[start]

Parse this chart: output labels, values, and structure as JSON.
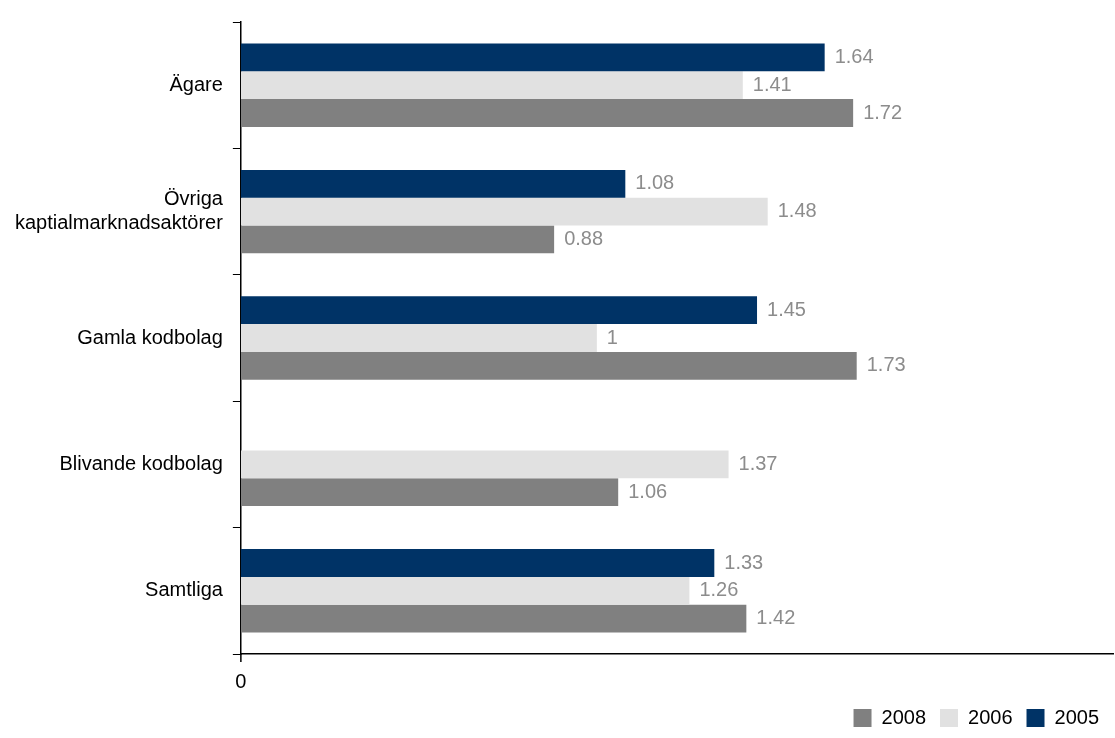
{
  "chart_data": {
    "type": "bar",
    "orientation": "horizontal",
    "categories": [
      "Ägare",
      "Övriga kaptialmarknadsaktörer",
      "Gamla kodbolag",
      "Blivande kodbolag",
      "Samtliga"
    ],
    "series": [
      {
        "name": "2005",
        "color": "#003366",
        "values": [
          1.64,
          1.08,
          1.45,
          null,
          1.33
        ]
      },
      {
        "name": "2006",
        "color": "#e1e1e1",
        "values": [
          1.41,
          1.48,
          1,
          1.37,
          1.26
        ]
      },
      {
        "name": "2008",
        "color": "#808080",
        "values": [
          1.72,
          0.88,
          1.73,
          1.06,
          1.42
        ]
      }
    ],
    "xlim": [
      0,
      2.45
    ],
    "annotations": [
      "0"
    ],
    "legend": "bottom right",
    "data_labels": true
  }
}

[end]

# [Problem statement]
Extract all lines from the data in which "color" is found.

# [Solution to this exercise]
        "color": "#003366",
        "color": "#e1e1e1",
        "color": "#808080",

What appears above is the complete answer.